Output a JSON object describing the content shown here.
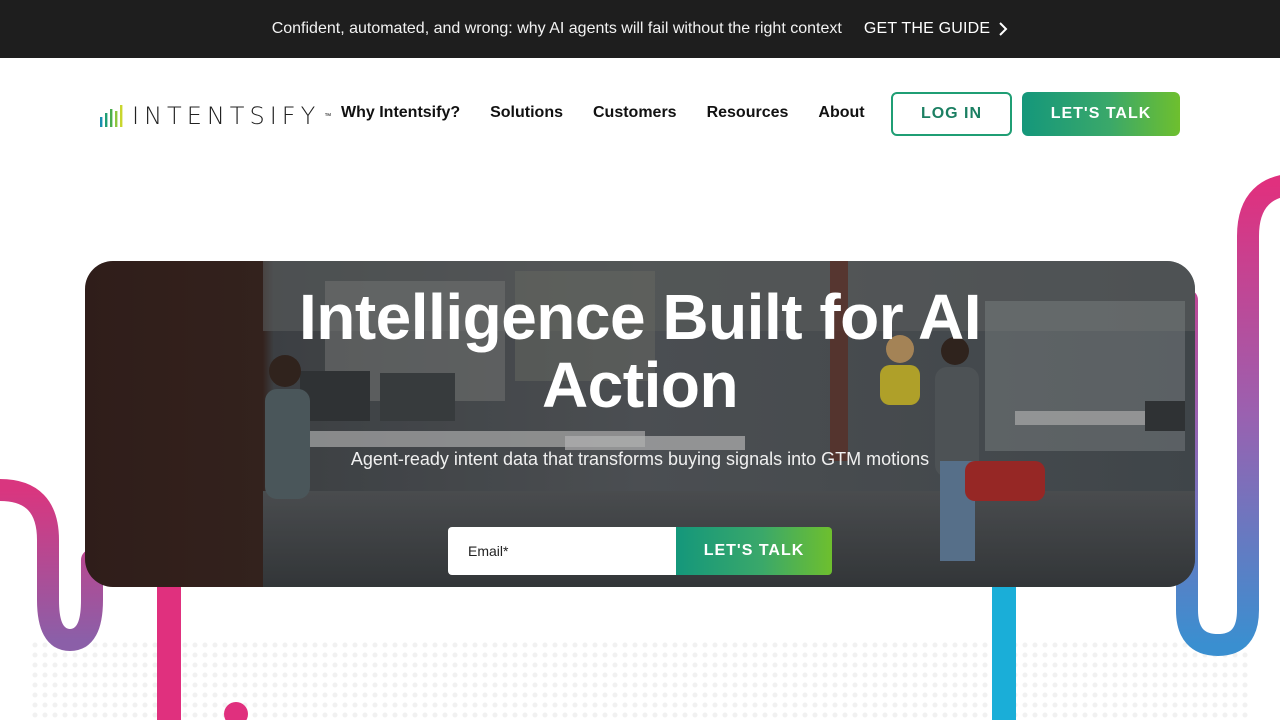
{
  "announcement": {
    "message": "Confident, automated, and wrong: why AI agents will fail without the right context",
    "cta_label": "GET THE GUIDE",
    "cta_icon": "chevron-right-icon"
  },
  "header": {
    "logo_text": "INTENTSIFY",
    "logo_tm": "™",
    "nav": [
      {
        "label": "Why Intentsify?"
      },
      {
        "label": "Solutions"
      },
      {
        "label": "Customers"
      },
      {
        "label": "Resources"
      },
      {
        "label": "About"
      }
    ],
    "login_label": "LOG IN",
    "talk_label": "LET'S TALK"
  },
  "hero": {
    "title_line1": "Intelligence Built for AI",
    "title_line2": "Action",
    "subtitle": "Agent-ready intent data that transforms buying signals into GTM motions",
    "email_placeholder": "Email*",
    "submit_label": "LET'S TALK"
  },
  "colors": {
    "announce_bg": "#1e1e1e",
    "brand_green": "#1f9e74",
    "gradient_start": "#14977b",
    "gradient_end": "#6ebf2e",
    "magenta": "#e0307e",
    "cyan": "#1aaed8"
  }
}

● ● ● ● ●

### Job
Output every entry word for word, but omit the pictures.

### The reply
Output a JSON object describing the content shown here.
{
  "announcement": {
    "message": "Confident, automated, and wrong: why AI agents will fail without the right context",
    "cta_label": "GET THE GUIDE",
    "cta_icon": "chevron-right-icon"
  },
  "header": {
    "logo_text": "INTENTSIFY",
    "logo_tm": "™",
    "nav": [
      {
        "label": "Why Intentsify?"
      },
      {
        "label": "Solutions"
      },
      {
        "label": "Customers"
      },
      {
        "label": "Resources"
      },
      {
        "label": "About"
      }
    ],
    "login_label": "LOG IN",
    "talk_label": "LET'S TALK"
  },
  "hero": {
    "title_line1": "Intelligence Built for AI",
    "title_line2": "Action",
    "subtitle": "Agent-ready intent data that transforms buying signals into GTM motions",
    "email_placeholder": "Email*",
    "submit_label": "LET'S TALK"
  },
  "colors": {
    "announce_bg": "#1e1e1e",
    "brand_green": "#1f9e74",
    "gradient_start": "#14977b",
    "gradient_end": "#6ebf2e",
    "magenta": "#e0307e",
    "cyan": "#1aaed8"
  }
}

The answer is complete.